What is the number of lines in the entries that include the word "以采石五通庙为行殿"? Respond with the number only.

[Collection entries]
......
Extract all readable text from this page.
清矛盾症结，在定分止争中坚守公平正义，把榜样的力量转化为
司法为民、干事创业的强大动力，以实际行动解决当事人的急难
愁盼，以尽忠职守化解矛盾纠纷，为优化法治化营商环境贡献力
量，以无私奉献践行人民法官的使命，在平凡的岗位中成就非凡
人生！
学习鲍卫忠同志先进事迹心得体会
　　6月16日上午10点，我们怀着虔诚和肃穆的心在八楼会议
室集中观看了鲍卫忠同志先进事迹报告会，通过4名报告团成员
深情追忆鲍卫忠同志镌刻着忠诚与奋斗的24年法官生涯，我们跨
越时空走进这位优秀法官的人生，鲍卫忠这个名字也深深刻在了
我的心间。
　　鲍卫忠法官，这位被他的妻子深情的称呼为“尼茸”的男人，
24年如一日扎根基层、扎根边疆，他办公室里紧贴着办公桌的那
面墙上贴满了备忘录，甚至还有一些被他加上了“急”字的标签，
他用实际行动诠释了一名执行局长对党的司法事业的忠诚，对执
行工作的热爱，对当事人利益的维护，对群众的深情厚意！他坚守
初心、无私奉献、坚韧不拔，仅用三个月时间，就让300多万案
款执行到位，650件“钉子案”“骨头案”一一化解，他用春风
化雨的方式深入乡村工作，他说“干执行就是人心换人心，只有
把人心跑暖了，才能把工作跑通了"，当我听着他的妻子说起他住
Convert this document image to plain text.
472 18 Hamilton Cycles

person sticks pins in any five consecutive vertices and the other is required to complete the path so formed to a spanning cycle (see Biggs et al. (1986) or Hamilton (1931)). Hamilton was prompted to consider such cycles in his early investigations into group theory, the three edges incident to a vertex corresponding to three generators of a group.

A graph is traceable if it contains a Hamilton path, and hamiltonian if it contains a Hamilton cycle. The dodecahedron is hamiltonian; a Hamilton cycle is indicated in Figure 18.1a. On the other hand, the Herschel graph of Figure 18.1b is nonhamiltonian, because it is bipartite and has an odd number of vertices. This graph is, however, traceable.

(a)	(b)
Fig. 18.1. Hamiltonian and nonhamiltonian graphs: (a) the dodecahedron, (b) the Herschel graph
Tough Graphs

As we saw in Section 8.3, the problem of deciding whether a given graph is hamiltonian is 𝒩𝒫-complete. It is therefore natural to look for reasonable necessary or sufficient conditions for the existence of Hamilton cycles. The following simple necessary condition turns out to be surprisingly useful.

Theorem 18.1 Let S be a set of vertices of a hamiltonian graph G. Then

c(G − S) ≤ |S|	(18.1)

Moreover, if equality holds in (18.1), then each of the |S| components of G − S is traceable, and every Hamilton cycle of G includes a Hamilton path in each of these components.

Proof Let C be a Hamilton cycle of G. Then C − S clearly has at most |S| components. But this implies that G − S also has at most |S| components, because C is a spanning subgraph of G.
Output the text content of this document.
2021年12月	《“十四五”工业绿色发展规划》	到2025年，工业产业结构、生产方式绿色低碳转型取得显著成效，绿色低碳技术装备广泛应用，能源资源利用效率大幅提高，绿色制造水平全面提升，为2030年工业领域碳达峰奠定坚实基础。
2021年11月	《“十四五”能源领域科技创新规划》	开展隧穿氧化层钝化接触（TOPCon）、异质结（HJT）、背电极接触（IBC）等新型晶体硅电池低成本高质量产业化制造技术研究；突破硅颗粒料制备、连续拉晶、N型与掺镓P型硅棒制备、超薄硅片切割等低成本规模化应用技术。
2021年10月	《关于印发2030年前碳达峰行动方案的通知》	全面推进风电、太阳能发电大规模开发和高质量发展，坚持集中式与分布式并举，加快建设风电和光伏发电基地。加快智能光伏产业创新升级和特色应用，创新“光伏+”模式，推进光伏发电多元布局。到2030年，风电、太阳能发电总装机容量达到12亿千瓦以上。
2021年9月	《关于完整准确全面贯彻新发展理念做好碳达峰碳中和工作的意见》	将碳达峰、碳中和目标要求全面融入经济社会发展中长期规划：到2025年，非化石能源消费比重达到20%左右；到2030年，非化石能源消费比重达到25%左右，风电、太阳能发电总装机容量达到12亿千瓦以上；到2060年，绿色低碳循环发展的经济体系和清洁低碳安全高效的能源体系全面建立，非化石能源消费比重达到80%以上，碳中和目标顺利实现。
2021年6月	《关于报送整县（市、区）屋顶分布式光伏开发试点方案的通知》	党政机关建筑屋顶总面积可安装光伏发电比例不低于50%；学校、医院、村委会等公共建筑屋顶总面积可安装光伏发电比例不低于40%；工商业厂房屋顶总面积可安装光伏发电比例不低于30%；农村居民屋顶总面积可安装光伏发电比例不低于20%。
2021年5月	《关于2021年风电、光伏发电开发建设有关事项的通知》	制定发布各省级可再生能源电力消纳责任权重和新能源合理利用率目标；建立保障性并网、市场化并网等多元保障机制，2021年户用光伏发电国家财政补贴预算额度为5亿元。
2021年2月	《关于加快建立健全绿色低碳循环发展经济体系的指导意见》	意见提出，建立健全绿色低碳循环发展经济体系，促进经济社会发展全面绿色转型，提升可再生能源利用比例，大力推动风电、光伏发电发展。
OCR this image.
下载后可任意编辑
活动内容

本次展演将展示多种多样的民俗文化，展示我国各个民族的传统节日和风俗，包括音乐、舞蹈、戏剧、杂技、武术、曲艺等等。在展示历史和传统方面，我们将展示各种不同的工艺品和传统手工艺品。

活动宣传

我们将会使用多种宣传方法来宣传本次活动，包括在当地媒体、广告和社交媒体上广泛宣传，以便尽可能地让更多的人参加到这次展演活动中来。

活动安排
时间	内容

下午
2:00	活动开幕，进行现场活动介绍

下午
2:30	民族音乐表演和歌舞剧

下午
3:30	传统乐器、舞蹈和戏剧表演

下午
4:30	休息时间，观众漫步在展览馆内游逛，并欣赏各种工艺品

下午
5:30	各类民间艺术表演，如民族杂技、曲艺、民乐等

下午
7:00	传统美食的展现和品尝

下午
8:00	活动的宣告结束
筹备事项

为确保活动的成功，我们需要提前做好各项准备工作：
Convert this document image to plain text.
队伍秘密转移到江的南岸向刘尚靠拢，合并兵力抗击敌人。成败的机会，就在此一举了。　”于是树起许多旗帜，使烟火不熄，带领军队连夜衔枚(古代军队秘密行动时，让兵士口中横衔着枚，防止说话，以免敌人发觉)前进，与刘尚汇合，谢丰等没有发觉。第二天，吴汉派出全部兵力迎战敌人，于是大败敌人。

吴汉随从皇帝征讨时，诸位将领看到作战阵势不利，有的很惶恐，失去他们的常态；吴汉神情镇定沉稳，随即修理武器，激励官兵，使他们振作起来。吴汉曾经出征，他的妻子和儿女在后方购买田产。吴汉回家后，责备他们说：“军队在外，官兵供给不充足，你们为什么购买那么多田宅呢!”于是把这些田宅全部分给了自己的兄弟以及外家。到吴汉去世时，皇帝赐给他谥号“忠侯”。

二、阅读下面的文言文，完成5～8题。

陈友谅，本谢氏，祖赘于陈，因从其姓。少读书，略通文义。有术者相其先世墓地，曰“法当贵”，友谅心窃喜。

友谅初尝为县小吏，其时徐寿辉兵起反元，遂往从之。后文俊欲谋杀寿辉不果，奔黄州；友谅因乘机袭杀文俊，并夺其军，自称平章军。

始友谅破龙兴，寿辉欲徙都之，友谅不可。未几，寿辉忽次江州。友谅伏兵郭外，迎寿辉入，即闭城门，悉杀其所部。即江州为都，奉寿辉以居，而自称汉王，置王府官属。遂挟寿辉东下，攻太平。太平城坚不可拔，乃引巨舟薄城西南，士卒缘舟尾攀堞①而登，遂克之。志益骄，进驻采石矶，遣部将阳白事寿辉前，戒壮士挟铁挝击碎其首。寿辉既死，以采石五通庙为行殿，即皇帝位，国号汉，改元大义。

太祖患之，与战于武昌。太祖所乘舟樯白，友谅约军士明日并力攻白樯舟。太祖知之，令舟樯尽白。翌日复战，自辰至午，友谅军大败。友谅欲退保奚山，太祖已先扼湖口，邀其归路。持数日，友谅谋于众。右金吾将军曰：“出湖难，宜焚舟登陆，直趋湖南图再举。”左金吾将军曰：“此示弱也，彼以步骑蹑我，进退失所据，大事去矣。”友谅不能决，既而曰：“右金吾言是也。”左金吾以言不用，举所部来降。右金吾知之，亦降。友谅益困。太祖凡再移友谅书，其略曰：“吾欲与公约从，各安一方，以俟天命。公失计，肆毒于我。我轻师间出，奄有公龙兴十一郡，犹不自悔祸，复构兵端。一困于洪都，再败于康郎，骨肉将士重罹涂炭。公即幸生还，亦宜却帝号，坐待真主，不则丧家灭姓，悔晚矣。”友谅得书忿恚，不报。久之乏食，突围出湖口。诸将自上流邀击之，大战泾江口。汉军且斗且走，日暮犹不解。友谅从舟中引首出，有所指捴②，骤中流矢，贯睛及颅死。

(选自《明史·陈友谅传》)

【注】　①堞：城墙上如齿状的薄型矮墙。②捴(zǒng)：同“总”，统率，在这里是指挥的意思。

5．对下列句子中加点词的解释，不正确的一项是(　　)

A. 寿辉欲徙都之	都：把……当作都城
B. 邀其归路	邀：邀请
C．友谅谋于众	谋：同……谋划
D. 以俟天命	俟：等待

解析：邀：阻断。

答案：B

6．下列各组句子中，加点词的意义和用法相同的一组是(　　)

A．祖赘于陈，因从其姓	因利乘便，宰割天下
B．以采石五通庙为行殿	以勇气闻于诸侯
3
......
[Answer to this exercise] 2